== Listed records ==
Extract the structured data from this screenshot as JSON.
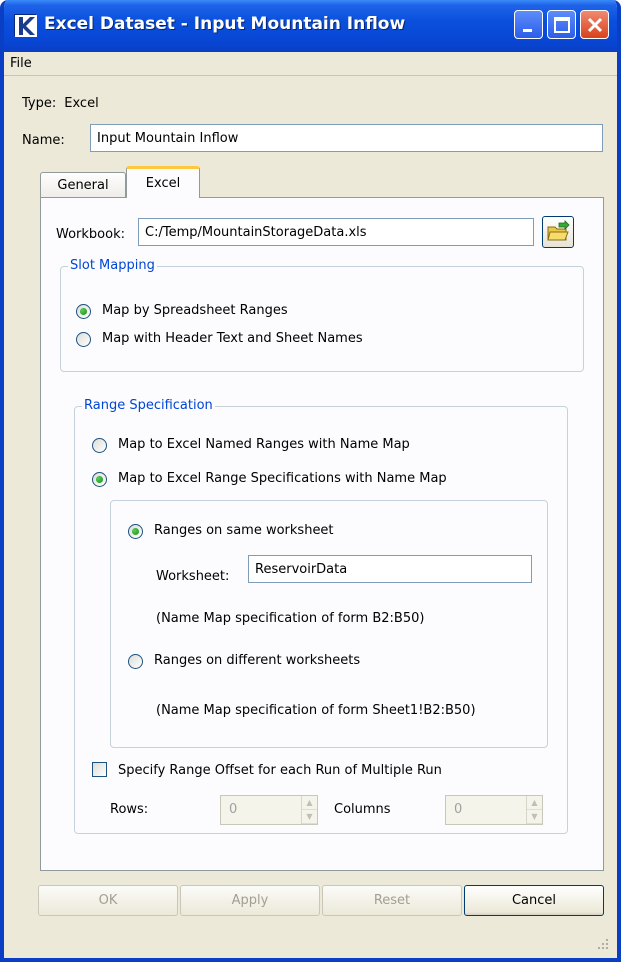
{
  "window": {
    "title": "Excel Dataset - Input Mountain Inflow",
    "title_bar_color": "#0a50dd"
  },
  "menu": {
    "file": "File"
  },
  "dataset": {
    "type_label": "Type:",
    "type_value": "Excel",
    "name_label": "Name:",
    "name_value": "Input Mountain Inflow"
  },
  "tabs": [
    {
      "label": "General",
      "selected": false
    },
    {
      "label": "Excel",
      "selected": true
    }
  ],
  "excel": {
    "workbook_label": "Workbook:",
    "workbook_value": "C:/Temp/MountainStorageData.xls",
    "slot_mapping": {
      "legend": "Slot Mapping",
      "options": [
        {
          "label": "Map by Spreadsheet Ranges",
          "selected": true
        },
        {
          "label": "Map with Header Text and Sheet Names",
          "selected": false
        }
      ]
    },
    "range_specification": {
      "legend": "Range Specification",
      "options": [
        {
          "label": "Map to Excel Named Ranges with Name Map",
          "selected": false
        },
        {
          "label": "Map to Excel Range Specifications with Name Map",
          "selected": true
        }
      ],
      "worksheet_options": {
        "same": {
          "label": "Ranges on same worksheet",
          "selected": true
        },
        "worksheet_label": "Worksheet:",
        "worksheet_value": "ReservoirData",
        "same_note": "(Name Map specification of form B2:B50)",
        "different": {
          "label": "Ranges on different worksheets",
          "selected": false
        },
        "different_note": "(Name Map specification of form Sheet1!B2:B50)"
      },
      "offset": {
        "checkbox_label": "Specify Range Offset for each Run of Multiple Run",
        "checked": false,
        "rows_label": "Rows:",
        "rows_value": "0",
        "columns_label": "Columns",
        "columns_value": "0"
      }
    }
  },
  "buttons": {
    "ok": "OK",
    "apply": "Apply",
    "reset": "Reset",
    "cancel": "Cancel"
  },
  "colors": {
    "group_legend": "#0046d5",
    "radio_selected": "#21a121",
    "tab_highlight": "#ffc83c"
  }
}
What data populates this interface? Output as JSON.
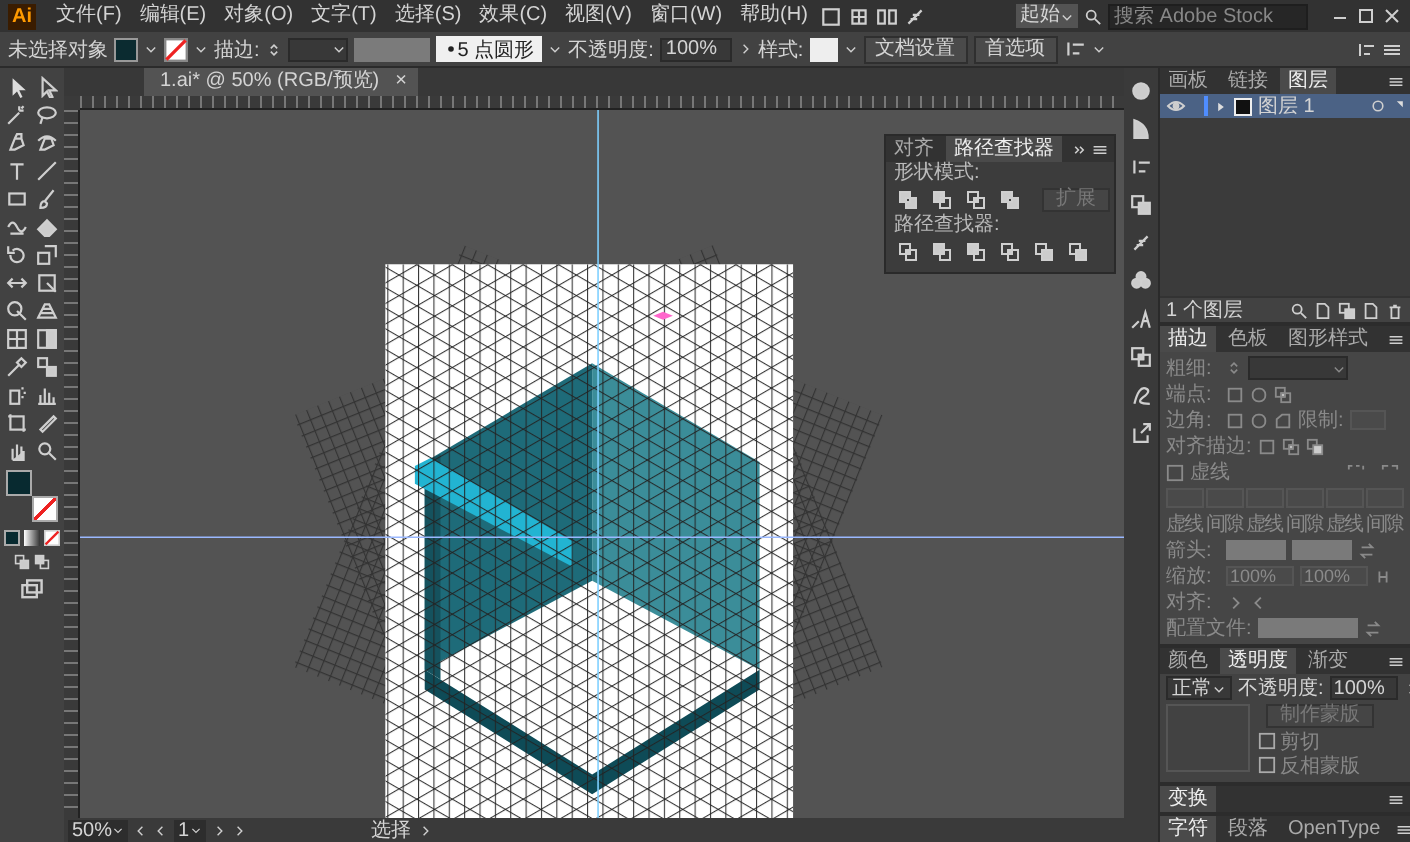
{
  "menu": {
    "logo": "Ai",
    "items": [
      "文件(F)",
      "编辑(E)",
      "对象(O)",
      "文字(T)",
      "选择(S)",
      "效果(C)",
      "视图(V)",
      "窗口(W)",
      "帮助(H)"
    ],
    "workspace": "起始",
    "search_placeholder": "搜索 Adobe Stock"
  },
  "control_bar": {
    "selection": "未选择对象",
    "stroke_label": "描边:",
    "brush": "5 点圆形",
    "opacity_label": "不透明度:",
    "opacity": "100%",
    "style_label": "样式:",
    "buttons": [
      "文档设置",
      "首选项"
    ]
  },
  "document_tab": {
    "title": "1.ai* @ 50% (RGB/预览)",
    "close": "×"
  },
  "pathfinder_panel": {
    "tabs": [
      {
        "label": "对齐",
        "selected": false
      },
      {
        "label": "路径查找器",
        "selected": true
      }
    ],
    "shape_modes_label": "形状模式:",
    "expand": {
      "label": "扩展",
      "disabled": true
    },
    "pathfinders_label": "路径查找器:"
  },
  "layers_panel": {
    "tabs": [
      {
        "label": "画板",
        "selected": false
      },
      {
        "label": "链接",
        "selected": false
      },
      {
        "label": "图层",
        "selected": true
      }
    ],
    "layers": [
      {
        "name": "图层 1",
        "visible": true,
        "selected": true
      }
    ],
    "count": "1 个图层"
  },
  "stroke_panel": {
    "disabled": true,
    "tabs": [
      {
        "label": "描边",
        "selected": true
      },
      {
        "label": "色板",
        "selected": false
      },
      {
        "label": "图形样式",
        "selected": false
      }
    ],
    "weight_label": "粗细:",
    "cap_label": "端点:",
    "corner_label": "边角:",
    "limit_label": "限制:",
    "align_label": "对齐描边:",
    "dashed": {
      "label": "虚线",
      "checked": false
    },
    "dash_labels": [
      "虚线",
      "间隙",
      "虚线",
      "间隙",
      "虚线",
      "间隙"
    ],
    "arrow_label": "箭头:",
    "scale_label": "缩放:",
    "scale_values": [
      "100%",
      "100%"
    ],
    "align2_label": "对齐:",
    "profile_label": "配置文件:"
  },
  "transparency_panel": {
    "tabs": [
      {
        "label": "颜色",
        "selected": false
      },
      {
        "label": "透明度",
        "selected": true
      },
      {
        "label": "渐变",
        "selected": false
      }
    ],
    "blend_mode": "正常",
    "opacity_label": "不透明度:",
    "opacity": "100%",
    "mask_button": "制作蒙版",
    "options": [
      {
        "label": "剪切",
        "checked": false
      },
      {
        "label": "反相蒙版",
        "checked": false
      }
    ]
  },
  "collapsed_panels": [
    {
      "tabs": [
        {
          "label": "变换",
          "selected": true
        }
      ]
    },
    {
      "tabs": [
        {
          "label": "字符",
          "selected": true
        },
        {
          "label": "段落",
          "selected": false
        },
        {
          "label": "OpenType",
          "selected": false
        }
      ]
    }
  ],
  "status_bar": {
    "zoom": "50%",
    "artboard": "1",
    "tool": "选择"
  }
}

...

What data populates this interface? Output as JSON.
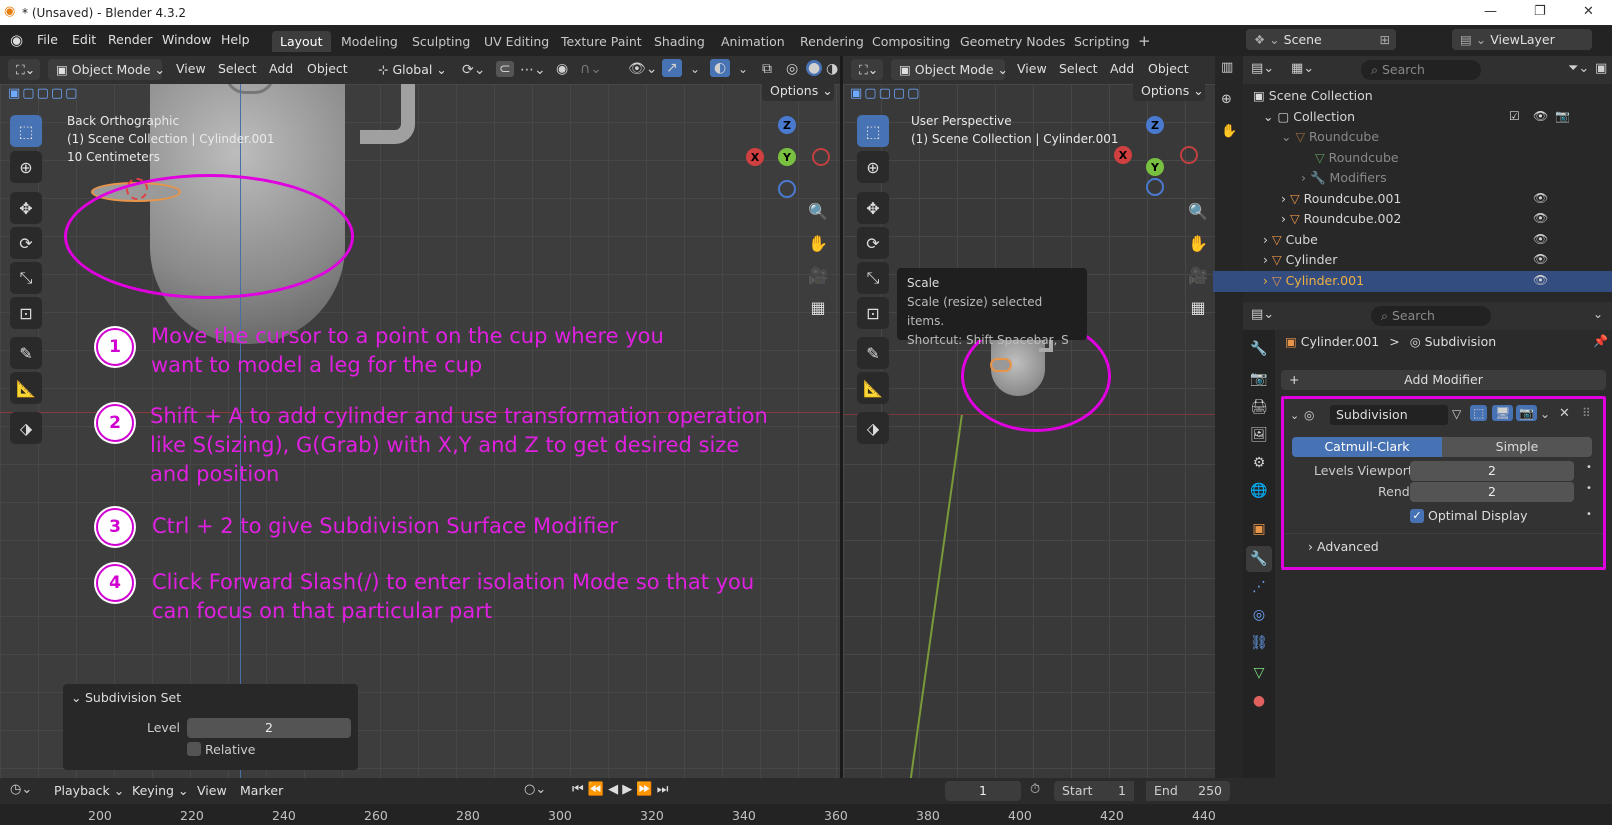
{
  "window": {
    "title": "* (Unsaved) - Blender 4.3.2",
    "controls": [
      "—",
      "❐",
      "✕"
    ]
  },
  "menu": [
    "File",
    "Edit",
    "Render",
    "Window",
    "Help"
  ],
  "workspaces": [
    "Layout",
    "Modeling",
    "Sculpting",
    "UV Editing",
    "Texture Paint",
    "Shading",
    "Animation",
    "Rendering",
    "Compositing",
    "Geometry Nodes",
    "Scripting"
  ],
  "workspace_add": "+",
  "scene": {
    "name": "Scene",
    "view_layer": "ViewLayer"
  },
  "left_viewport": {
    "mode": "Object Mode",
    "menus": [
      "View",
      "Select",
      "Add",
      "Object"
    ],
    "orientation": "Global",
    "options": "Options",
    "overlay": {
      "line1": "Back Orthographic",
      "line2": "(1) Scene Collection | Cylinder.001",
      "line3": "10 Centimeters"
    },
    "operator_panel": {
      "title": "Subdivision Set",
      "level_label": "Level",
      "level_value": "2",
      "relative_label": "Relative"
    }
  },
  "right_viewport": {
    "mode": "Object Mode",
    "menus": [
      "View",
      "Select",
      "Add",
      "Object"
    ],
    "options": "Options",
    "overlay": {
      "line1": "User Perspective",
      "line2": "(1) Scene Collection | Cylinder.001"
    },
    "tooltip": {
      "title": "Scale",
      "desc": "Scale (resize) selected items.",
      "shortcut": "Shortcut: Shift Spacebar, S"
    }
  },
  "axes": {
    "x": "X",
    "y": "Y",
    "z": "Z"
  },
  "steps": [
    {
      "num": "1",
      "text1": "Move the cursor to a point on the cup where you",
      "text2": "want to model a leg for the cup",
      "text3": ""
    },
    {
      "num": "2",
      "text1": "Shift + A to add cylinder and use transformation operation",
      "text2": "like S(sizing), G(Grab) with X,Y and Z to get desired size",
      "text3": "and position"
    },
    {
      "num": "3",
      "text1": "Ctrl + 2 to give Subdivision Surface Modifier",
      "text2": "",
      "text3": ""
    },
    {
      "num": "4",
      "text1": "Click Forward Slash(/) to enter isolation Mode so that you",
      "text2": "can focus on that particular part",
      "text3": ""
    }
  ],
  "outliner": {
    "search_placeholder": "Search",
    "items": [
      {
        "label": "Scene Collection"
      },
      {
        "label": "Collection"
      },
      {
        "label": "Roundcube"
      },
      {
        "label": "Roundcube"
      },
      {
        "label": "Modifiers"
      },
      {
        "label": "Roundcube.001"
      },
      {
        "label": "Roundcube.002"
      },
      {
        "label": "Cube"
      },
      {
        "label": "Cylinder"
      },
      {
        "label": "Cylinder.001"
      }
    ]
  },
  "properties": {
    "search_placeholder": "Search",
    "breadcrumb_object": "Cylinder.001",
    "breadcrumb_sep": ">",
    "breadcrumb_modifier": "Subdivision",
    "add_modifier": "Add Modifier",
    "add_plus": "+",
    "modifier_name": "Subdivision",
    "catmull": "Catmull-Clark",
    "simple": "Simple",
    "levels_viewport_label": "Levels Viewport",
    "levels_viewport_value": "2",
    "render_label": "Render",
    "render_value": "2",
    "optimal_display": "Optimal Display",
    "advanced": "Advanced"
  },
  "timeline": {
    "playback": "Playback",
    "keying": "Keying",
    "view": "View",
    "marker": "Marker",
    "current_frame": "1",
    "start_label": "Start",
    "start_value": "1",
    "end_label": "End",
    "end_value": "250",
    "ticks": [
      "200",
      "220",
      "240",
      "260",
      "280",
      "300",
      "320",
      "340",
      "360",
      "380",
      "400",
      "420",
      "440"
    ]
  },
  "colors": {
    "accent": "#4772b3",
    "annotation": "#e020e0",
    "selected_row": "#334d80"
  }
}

---

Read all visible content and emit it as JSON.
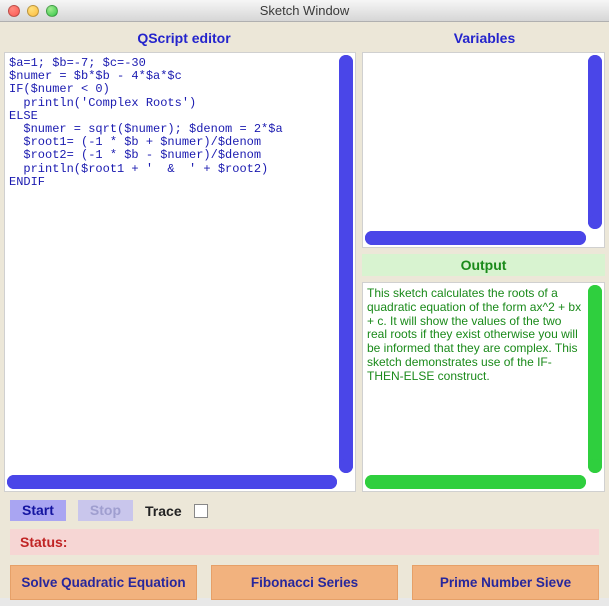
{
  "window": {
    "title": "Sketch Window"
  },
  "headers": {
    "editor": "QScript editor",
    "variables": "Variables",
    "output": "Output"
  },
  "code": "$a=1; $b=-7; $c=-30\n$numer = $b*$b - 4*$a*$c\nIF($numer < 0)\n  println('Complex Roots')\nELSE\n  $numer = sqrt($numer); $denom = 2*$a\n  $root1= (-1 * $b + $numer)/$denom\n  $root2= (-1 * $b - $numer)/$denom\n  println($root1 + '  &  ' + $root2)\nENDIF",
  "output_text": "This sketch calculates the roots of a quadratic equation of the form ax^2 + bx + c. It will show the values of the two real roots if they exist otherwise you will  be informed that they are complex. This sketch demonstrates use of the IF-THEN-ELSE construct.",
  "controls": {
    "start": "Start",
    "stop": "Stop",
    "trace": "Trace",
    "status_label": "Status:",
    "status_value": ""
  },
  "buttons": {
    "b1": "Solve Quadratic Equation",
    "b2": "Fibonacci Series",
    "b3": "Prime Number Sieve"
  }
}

== Direction ==
Go through the material line by line. Show each line that contains the string "Roundcube".

== Task result ==
        "label": "Roundcube"
        "label": "Roundcube"
        "label": "Roundcube.001"
        "label": "Roundcube.002"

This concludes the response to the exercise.